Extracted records
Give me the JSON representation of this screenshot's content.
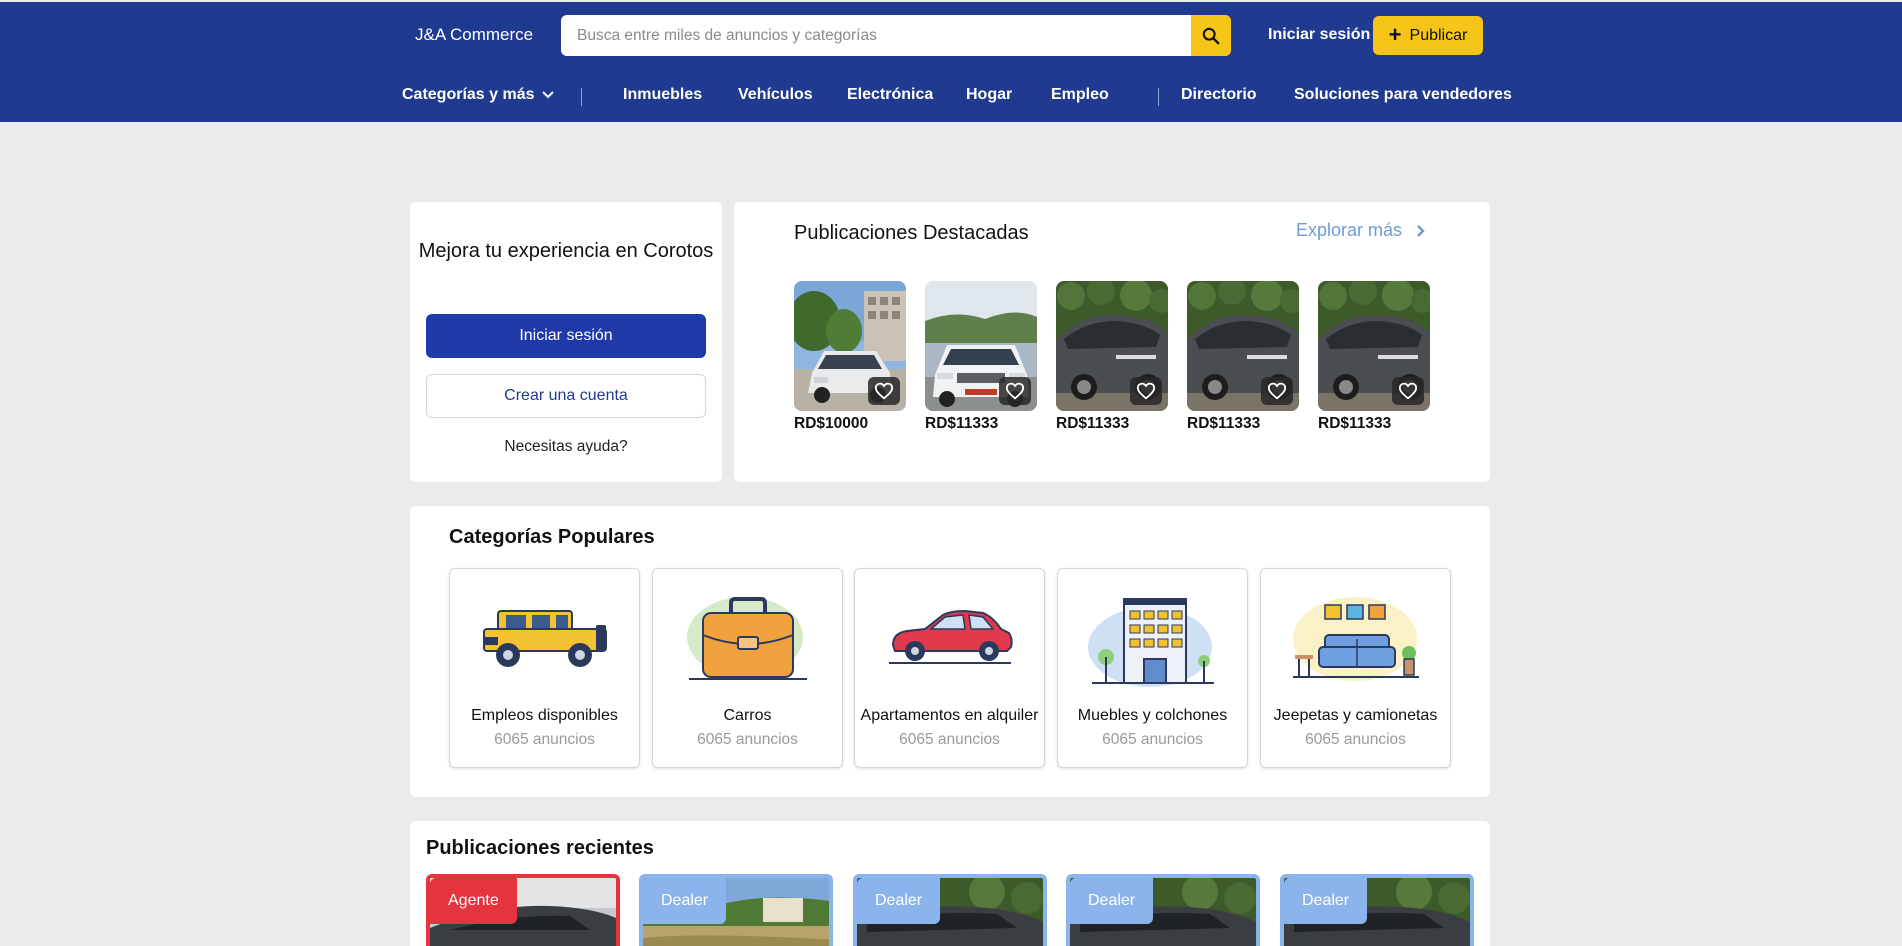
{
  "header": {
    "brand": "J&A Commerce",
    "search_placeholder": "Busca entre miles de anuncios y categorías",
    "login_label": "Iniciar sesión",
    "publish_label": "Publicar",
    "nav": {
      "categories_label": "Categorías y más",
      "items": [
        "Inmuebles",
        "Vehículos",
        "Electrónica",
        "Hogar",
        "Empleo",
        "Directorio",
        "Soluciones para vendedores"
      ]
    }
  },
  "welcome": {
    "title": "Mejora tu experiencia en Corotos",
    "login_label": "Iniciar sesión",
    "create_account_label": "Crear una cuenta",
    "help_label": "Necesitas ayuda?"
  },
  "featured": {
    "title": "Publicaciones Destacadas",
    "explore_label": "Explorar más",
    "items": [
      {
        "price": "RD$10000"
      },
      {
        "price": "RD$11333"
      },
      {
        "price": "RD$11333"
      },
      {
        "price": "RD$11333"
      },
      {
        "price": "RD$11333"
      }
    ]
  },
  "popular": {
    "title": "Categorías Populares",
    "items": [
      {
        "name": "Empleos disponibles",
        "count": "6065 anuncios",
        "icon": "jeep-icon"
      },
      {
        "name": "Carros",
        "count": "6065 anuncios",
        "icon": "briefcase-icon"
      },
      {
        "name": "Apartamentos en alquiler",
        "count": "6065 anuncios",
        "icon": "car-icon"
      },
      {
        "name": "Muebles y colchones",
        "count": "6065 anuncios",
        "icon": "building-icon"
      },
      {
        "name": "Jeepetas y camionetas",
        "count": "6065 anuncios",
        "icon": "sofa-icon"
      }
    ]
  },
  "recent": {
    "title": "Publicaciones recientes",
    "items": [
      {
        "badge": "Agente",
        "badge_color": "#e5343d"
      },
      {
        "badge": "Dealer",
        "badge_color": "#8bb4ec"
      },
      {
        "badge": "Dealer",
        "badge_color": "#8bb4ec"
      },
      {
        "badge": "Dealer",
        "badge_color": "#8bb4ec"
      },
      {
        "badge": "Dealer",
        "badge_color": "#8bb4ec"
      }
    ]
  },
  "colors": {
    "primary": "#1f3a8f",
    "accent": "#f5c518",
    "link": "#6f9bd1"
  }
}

> **Given request**
Set every line down exactly as written, leaving each picture out.

> **Exercise answer**
Give me the JSON representation of this screenshot's content.
{
  "header": {
    "brand": "J&A Commerce",
    "search_placeholder": "Busca entre miles de anuncios y categorías",
    "login_label": "Iniciar sesión",
    "publish_label": "Publicar",
    "nav": {
      "categories_label": "Categorías y más",
      "items": [
        "Inmuebles",
        "Vehículos",
        "Electrónica",
        "Hogar",
        "Empleo",
        "Directorio",
        "Soluciones para vendedores"
      ]
    }
  },
  "welcome": {
    "title": "Mejora tu experiencia en Corotos",
    "login_label": "Iniciar sesión",
    "create_account_label": "Crear una cuenta",
    "help_label": "Necesitas ayuda?"
  },
  "featured": {
    "title": "Publicaciones Destacadas",
    "explore_label": "Explorar más",
    "items": [
      {
        "price": "RD$10000"
      },
      {
        "price": "RD$11333"
      },
      {
        "price": "RD$11333"
      },
      {
        "price": "RD$11333"
      },
      {
        "price": "RD$11333"
      }
    ]
  },
  "popular": {
    "title": "Categorías Populares",
    "items": [
      {
        "name": "Empleos disponibles",
        "count": "6065 anuncios",
        "icon": "jeep-icon"
      },
      {
        "name": "Carros",
        "count": "6065 anuncios",
        "icon": "briefcase-icon"
      },
      {
        "name": "Apartamentos en alquiler",
        "count": "6065 anuncios",
        "icon": "car-icon"
      },
      {
        "name": "Muebles y colchones",
        "count": "6065 anuncios",
        "icon": "building-icon"
      },
      {
        "name": "Jeepetas y camionetas",
        "count": "6065 anuncios",
        "icon": "sofa-icon"
      }
    ]
  },
  "recent": {
    "title": "Publicaciones recientes",
    "items": [
      {
        "badge": "Agente",
        "badge_color": "#e5343d"
      },
      {
        "badge": "Dealer",
        "badge_color": "#8bb4ec"
      },
      {
        "badge": "Dealer",
        "badge_color": "#8bb4ec"
      },
      {
        "badge": "Dealer",
        "badge_color": "#8bb4ec"
      },
      {
        "badge": "Dealer",
        "badge_color": "#8bb4ec"
      }
    ]
  },
  "colors": {
    "primary": "#1f3a8f",
    "accent": "#f5c518",
    "link": "#6f9bd1"
  }
}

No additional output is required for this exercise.